* ITEMS:
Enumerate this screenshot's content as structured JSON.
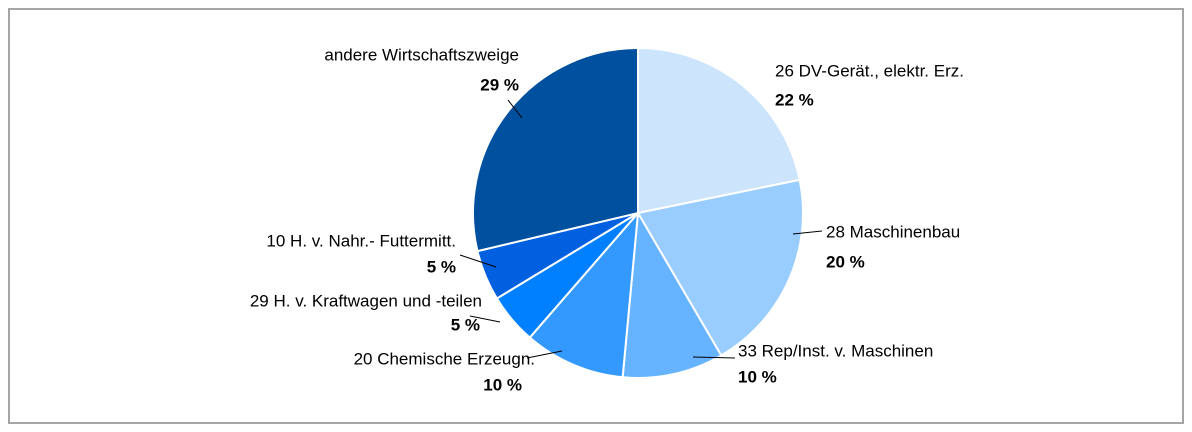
{
  "chart_data": {
    "type": "pie",
    "categories": [
      "26  DV-Gerät., elektr. Erz.",
      "28  Maschinenbau",
      "33  Rep/Inst. v. Maschinen",
      "20  Chemische Erzeugn.",
      "29  H. v. Kraftwagen und -teilen",
      "10  H. v. Nahr.- Futtermitt.",
      "andere Wirtschaftszweige"
    ],
    "values": [
      22,
      20,
      10,
      10,
      5,
      5,
      29
    ],
    "value_labels": [
      "22 %",
      "20 %",
      "10 %",
      "10 %",
      "5 %",
      "5 %",
      "29 %"
    ],
    "colors": [
      "#cce4fc",
      "#99ccff",
      "#66b3ff",
      "#3399ff",
      "#0080ff",
      "#0060e0",
      "#0050a0"
    ]
  }
}
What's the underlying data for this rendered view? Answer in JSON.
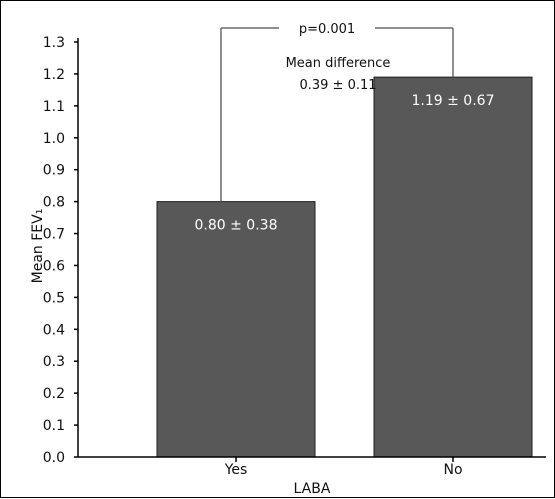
{
  "chart_data": {
    "type": "bar",
    "xlabel": "LABA",
    "ylabel": "Mean FEV₁",
    "categories": [
      "Yes",
      "No"
    ],
    "values": [
      0.8,
      1.19
    ],
    "value_labels": [
      "0.80 ± 0.38",
      "1.19 ± 0.67"
    ],
    "ylim": [
      0,
      1.3
    ],
    "yticks": [
      "0.0",
      "0.1",
      "0.2",
      "0.3",
      "0.4",
      "0.5",
      "0.6",
      "0.7",
      "0.8",
      "0.9",
      "1.0",
      "1.1",
      "1.2",
      "1.3"
    ],
    "grid": false,
    "bar_color": "#585858",
    "annotations": {
      "p_value": "p=0.001",
      "diff_title": "Mean difference",
      "diff_value": "0.39 ± 0.11"
    }
  }
}
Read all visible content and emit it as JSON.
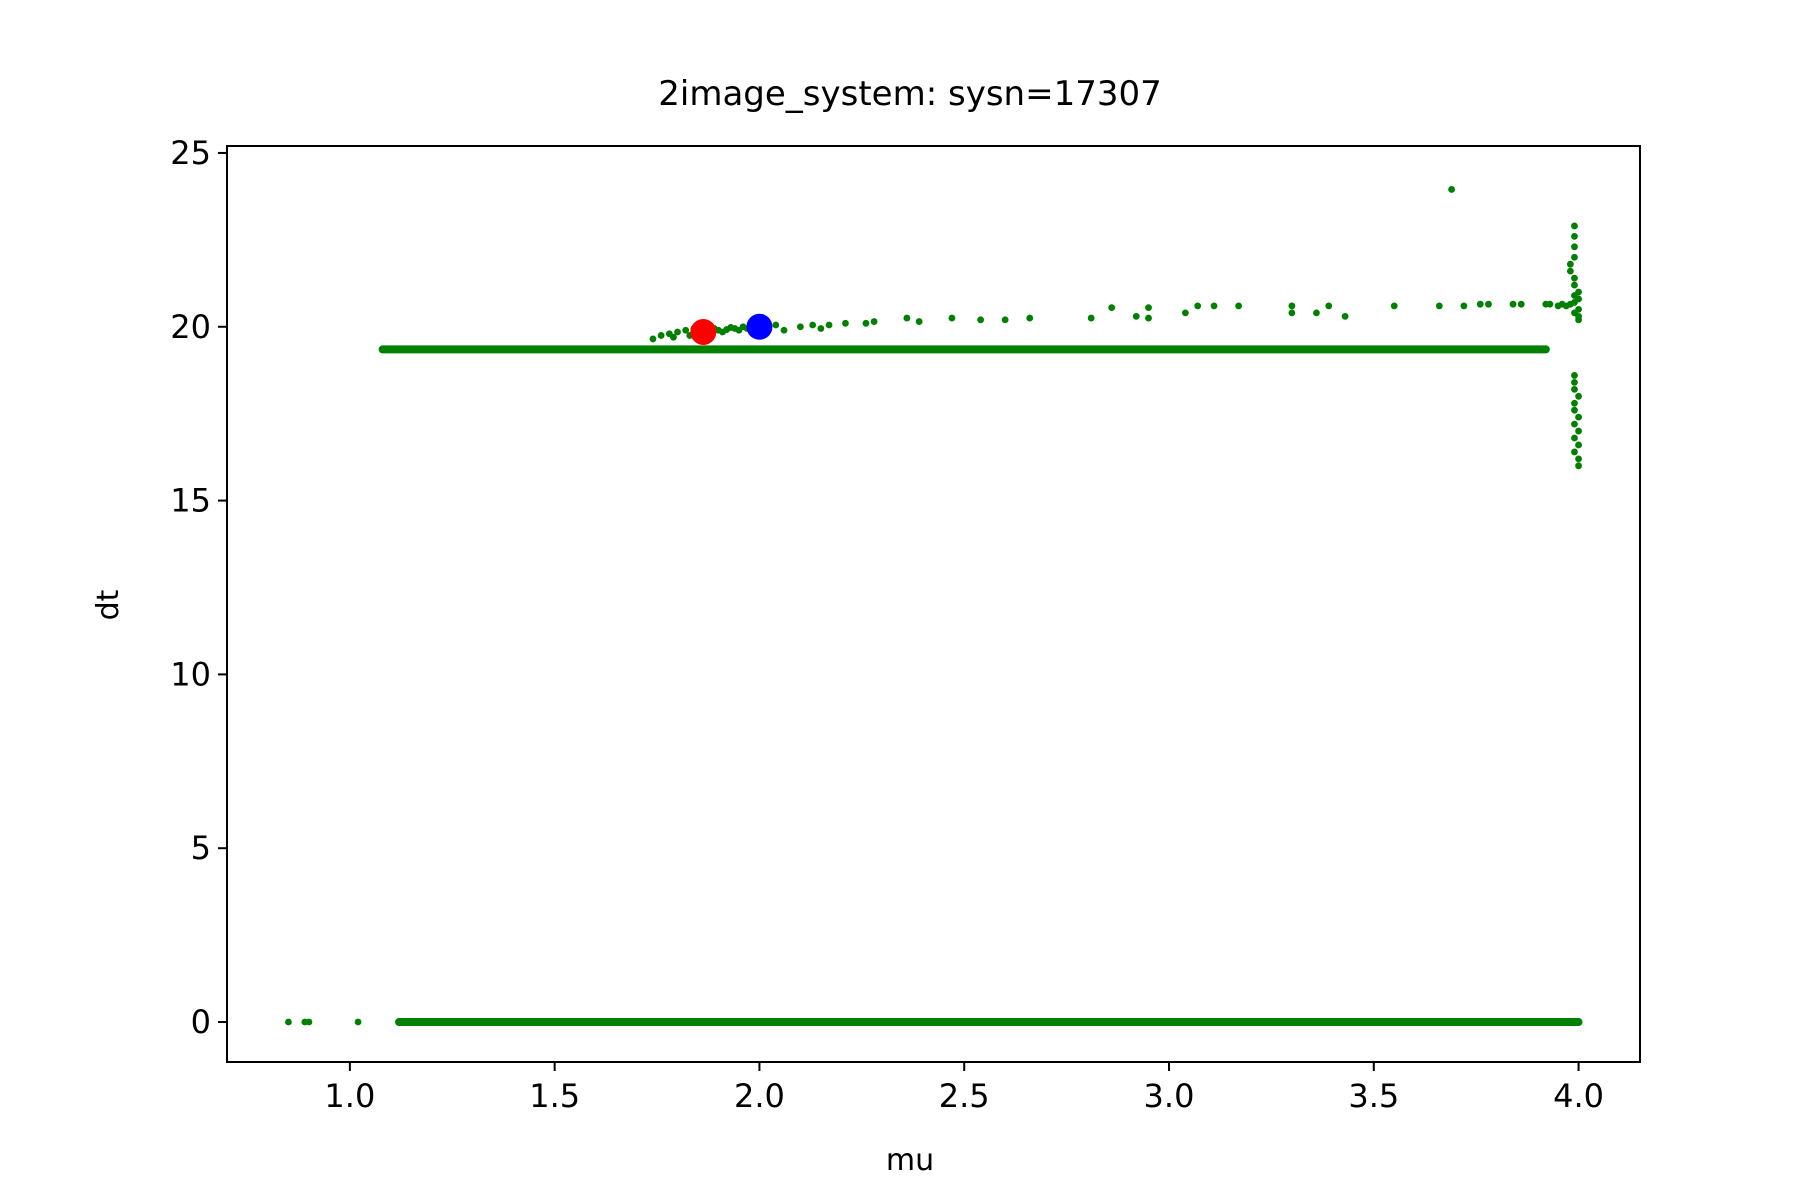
{
  "chart_data": {
    "type": "scatter",
    "title": "2image_system: sysn=17307",
    "xlabel": "mu",
    "ylabel": "dt",
    "xlim": [
      0.7,
      4.15
    ],
    "ylim": [
      -1.15,
      25.2
    ],
    "x_ticks": [
      1.0,
      1.5,
      2.0,
      2.5,
      3.0,
      3.5,
      4.0
    ],
    "x_tick_labels": [
      "1.0",
      "1.5",
      "2.0",
      "2.5",
      "3.0",
      "3.5",
      "4.0"
    ],
    "y_ticks": [
      0,
      5,
      10,
      15,
      20,
      25
    ],
    "y_tick_labels": [
      "0",
      "5",
      "10",
      "15",
      "20",
      "25"
    ],
    "grid": false,
    "legend": "none",
    "colors": {
      "samples": "#008000",
      "marker_a": "#ff0000",
      "marker_b": "#0000ff"
    },
    "bands": [
      {
        "x_start": 1.12,
        "x_end": 4.0,
        "y": 0.0
      },
      {
        "x_start": 1.08,
        "x_end": 3.92,
        "y": 19.35
      }
    ],
    "series": [
      {
        "color": "#008000",
        "points": [
          [
            0.85,
            0.0
          ],
          [
            0.89,
            0.0
          ],
          [
            0.9,
            0.0
          ],
          [
            1.02,
            0.0
          ],
          [
            1.74,
            19.65
          ],
          [
            1.76,
            19.75
          ],
          [
            1.78,
            19.8
          ],
          [
            1.79,
            19.7
          ],
          [
            1.8,
            19.85
          ],
          [
            1.82,
            19.9
          ],
          [
            1.83,
            19.75
          ],
          [
            1.84,
            19.95
          ],
          [
            1.85,
            19.85
          ],
          [
            1.87,
            19.9
          ],
          [
            1.88,
            19.8
          ],
          [
            1.89,
            19.95
          ],
          [
            1.9,
            19.9
          ],
          [
            1.91,
            19.85
          ],
          [
            1.92,
            19.92
          ],
          [
            1.93,
            19.98
          ],
          [
            1.94,
            19.95
          ],
          [
            1.95,
            19.9
          ],
          [
            1.96,
            20.0
          ],
          [
            1.97,
            19.95
          ],
          [
            1.98,
            20.0
          ],
          [
            1.99,
            19.98
          ],
          [
            2.04,
            20.05
          ],
          [
            2.06,
            19.9
          ],
          [
            2.1,
            20.0
          ],
          [
            2.13,
            20.05
          ],
          [
            2.15,
            19.95
          ],
          [
            2.17,
            20.05
          ],
          [
            2.21,
            20.1
          ],
          [
            2.26,
            20.1
          ],
          [
            2.28,
            20.15
          ],
          [
            2.36,
            20.25
          ],
          [
            2.39,
            20.15
          ],
          [
            2.47,
            20.25
          ],
          [
            2.54,
            20.2
          ],
          [
            2.6,
            20.2
          ],
          [
            2.66,
            20.25
          ],
          [
            2.81,
            20.25
          ],
          [
            2.86,
            20.55
          ],
          [
            2.92,
            20.3
          ],
          [
            2.95,
            20.55
          ],
          [
            2.95,
            20.25
          ],
          [
            3.04,
            20.4
          ],
          [
            3.07,
            20.6
          ],
          [
            3.11,
            20.6
          ],
          [
            3.17,
            20.6
          ],
          [
            3.3,
            20.6
          ],
          [
            3.3,
            20.4
          ],
          [
            3.36,
            20.4
          ],
          [
            3.39,
            20.6
          ],
          [
            3.43,
            20.3
          ],
          [
            3.55,
            20.6
          ],
          [
            3.66,
            20.6
          ],
          [
            3.69,
            23.95
          ],
          [
            3.72,
            20.6
          ],
          [
            3.76,
            20.65
          ],
          [
            3.78,
            20.65
          ],
          [
            3.84,
            20.65
          ],
          [
            3.86,
            20.65
          ],
          [
            3.92,
            20.65
          ],
          [
            3.93,
            20.65
          ],
          [
            3.95,
            20.6
          ],
          [
            3.96,
            20.65
          ],
          [
            3.97,
            20.6
          ],
          [
            3.98,
            20.65
          ]
        ]
      },
      {
        "color": "#008000",
        "points": [
          [
            3.99,
            22.9
          ],
          [
            3.99,
            22.6
          ],
          [
            3.99,
            22.3
          ],
          [
            3.99,
            22.0
          ],
          [
            3.98,
            21.8
          ],
          [
            3.98,
            21.6
          ],
          [
            3.99,
            21.4
          ],
          [
            3.99,
            21.2
          ],
          [
            4.0,
            21.0
          ],
          [
            3.99,
            20.9
          ],
          [
            4.0,
            20.8
          ],
          [
            3.99,
            20.7
          ],
          [
            4.0,
            20.5
          ],
          [
            3.99,
            20.4
          ],
          [
            4.0,
            20.3
          ],
          [
            4.0,
            20.2
          ],
          [
            3.99,
            18.6
          ],
          [
            3.99,
            18.4
          ],
          [
            3.99,
            18.2
          ],
          [
            4.0,
            18.0
          ],
          [
            3.99,
            17.8
          ],
          [
            3.99,
            17.6
          ],
          [
            4.0,
            17.4
          ],
          [
            3.99,
            17.2
          ],
          [
            4.0,
            17.0
          ],
          [
            3.99,
            16.8
          ],
          [
            4.0,
            16.6
          ],
          [
            3.99,
            16.4
          ],
          [
            4.0,
            16.2
          ],
          [
            4.0,
            16.0
          ]
        ]
      }
    ],
    "highlights": [
      {
        "x": 1.863,
        "y": 19.85,
        "color": "#ff0000"
      },
      {
        "x": 2.0,
        "y": 20.0,
        "color": "#0000ff"
      }
    ]
  }
}
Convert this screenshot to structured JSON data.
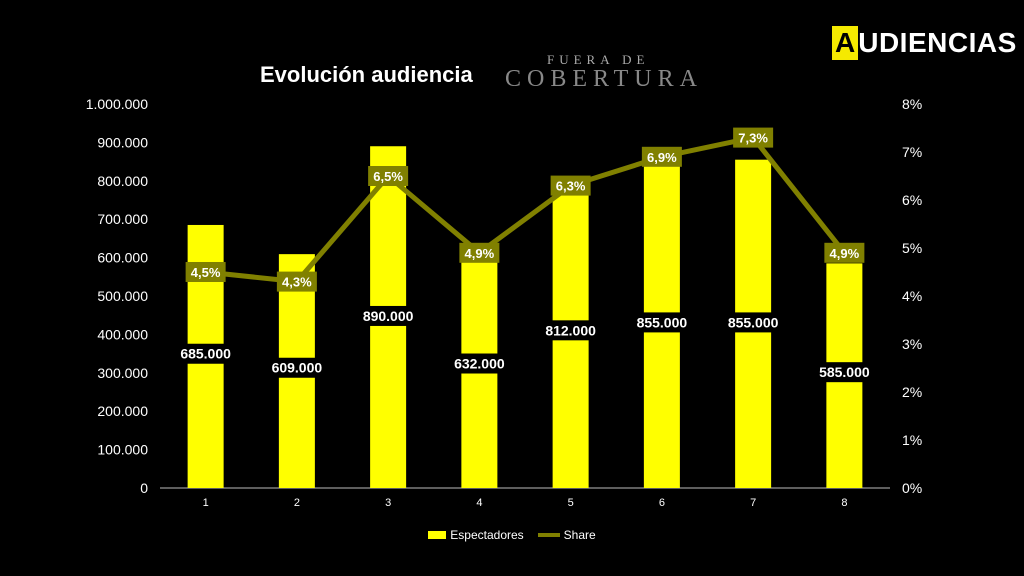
{
  "header": {
    "title": "Evolución audiencia",
    "brand_line1": "FUERA DE",
    "brand_line2": "COBERTURA",
    "logo_first": "A",
    "logo_rest": "UDIENCIAS"
  },
  "chart_data": {
    "type": "bar",
    "title": "Evolución audiencia",
    "categories": [
      "1",
      "2",
      "3",
      "4",
      "5",
      "6",
      "7",
      "8"
    ],
    "series": [
      {
        "name": "Espectadores",
        "type": "bar",
        "axis": "left",
        "values": [
          685000,
          609000,
          890000,
          632000,
          812000,
          855000,
          855000,
          585000
        ],
        "labels": [
          "685.000",
          "609.000",
          "890.000",
          "632.000",
          "812.000",
          "855.000",
          "855.000",
          "585.000"
        ]
      },
      {
        "name": "Share",
        "type": "line",
        "axis": "right",
        "values": [
          4.5,
          4.3,
          6.5,
          4.9,
          6.3,
          6.9,
          7.3,
          4.9
        ],
        "labels": [
          "4,5%",
          "4,3%",
          "6,5%",
          "4,9%",
          "6,3%",
          "6,9%",
          "7,3%",
          "4,9%"
        ]
      }
    ],
    "y_left": {
      "ylim": [
        0,
        1000000
      ],
      "ticks": [
        "0",
        "100.000",
        "200.000",
        "300.000",
        "400.000",
        "500.000",
        "600.000",
        "700.000",
        "800.000",
        "900.000",
        "1.000.000"
      ]
    },
    "y_right": {
      "ylim": [
        0,
        8
      ],
      "ticks": [
        "0%",
        "1%",
        "2%",
        "3%",
        "4%",
        "5%",
        "6%",
        "7%",
        "8%"
      ]
    },
    "grid": false,
    "legend": "bottom",
    "colors": {
      "bar": "#ffff00",
      "line": "#808000",
      "label_bg": "#808000",
      "background": "#000000"
    }
  }
}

* WORK REQUIRED: Locate the string "JSON" in the listing above and copy every line where it occurs.

* SOLUTION TO THIS EXERCISE:
Enumerate this screenshot's content as structured JSON.
What's the underlying data for this rendered view? Answer in JSON.
Read all visible content and emit it as JSON.
Convert this screenshot to structured JSON data.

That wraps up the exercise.